— begin Source records —

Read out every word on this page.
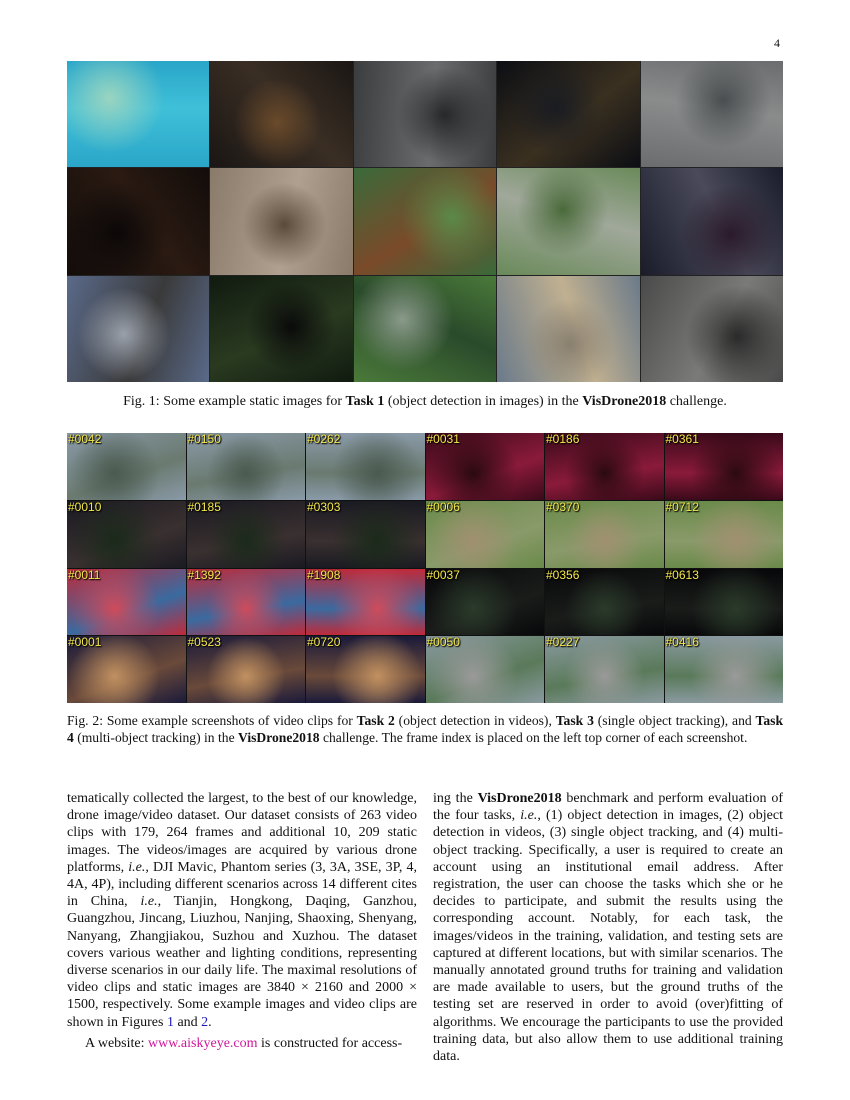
4
Fig. 1: Some example static images for Task 1 (object detection in images) in the VisDrone2018 challenge.
#0042	#0150	#0262	#0031	#0186	#0361
#0010	#0185	#0303	#0006	#0370	#0712
#0011	#1392	#1908	#0037	#0356	#0613
#0001	#0523	#0720	#0050	#0227	#0416
Fig. 2: Some example screenshots of video clips for Task 2 (object detection in videos), Task 3 (single object tracking), and Task 4 (multi-object tracking) in the VisDrone2018 challenge. The frame index is placed on the left top corner of each screenshot.

tematically collected the largest, to the best of our knowledge, drone image/video dataset. Our dataset consists of 263 video clips with 179, 264 frames and additional 10, 209 static images. The videos/images are acquired by various drone platforms, i.e., DJI Mavic, Phantom series (3, 3A, 3SE, 3P, 4, 4A, 4P), including different scenarios across 14 different cites in China, i.e., Tianjin, Hongkong, Daqing, Ganzhou, Guangzhou, Jincang, Liuzhou, Nanjing, Shaoxing, Shenyang, Nanyang, Zhangjiakou, Suzhou and Xuzhou. The dataset covers various weather and lighting conditions, representing diverse scenarios in our daily life. The maximal resolutions of video clips and static images are 3840 × 2160 and 2000 × 1500, respectively. Some example images and video clips are shown in Figures 1 and 2.

A website: www.aiskyeye.com is constructed for access-

ing the VisDrone2018 benchmark and perform evaluation of the four tasks, i.e., (1) object detection in images, (2) object detection in videos, (3) single object tracking, and (4) multi-object tracking. Specifically, a user is required to create an account using an institutional email address. After registration, the user can choose the tasks which she or he decides to participate, and submit the results using the corresponding account. Notably, for each task, the images/videos in the training, validation, and testing sets are captured at different locations, but with similar scenarios. The manually annotated ground truths for training and validation are made available to users, but the ground truths of the testing set are reserved in order to avoid (over)fitting of algorithms. We encourage the participants to use the provided training data, but also allow them to use additional training data.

— end Source records —

=== Given request ===
From the entries above, copy every line containing the word "challenge".

=== Task result ===
Fig. 1: Some example static images for Task 1 (object detection in images) in the VisDrone2018 challenge.
Fig. 2: Some example screenshots of video clips for Task 2 (object detection in videos), Task 3 (single object tracking), and Task 4 (multi-object tracking) in the VisDrone2018 challenge. The frame index is placed on the left top corner of each screenshot.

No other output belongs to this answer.